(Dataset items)
************

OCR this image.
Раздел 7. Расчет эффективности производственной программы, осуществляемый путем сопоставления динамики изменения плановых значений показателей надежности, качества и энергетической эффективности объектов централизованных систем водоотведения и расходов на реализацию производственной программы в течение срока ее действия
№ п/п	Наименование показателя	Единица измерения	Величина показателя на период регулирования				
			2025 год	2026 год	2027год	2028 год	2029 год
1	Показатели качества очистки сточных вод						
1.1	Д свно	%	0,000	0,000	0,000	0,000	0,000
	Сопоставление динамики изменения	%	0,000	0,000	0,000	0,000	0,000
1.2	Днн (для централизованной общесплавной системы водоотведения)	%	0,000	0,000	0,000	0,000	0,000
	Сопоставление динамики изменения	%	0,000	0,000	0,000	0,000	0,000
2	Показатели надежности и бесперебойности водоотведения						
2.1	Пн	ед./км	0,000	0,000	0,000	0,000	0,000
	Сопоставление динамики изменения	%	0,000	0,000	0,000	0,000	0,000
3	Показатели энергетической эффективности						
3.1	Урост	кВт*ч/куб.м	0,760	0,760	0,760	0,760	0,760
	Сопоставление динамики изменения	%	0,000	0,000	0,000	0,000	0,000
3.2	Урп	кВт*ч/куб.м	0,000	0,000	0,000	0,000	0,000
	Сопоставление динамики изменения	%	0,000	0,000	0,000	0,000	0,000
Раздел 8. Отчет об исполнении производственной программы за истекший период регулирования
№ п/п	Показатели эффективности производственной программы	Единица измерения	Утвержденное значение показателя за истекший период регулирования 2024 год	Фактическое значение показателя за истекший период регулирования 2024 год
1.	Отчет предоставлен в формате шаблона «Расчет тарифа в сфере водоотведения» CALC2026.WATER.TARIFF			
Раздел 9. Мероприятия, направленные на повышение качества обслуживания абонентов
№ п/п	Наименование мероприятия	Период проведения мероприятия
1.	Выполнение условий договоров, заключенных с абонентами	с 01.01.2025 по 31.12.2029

************

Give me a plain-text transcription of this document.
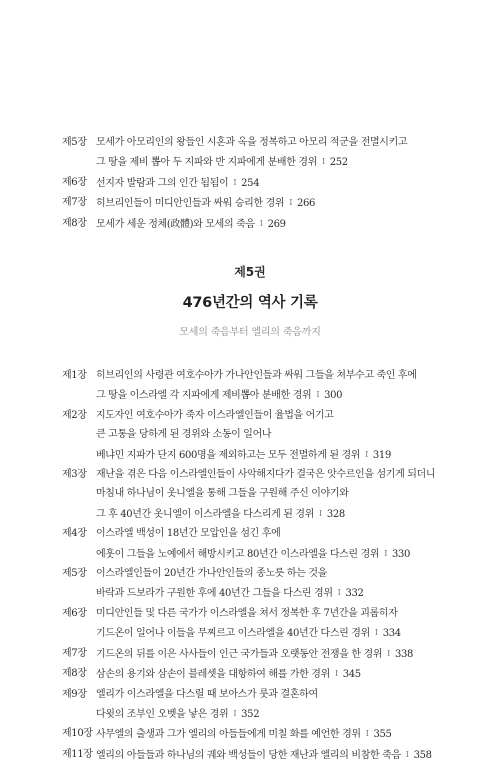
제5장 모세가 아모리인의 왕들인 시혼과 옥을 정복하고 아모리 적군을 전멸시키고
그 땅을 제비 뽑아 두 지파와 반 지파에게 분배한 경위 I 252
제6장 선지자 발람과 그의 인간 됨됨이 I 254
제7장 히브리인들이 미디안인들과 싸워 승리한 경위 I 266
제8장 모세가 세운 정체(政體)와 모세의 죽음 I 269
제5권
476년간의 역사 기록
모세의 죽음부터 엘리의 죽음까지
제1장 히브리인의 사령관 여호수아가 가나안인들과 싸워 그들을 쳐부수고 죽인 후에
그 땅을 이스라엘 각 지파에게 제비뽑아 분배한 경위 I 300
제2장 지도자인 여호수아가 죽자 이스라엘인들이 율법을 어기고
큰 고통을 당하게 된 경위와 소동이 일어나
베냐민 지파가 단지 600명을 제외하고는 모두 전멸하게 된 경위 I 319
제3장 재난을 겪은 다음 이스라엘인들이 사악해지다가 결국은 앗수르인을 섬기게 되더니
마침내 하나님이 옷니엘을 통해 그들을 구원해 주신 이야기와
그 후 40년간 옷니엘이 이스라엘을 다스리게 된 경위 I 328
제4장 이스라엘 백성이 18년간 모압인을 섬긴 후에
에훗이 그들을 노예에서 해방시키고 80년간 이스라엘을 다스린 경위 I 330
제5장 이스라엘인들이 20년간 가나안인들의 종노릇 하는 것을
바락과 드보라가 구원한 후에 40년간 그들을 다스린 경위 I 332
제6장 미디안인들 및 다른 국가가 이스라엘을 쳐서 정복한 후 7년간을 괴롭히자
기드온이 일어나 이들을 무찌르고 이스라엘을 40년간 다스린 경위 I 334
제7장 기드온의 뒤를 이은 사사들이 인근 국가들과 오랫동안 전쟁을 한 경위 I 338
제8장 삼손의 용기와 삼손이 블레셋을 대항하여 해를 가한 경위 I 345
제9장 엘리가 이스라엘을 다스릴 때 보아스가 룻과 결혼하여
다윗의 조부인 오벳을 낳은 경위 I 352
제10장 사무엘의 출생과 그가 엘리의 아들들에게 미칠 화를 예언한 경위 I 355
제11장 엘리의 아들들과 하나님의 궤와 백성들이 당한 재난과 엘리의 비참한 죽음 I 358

************

Locate all lines that include the word "이스라엘인들이" and copy them out.

제2장 지도자인 여호수아가 죽자 이스라엘인들이 율법을 어기고
제3장 재난을 겪은 다음 이스라엘인들이 사악해지다가 결국은 앗수르인을 섬기게 되더니
제5장 이스라엘인들이 20년간 가나안인들의 종노릇 하는 것을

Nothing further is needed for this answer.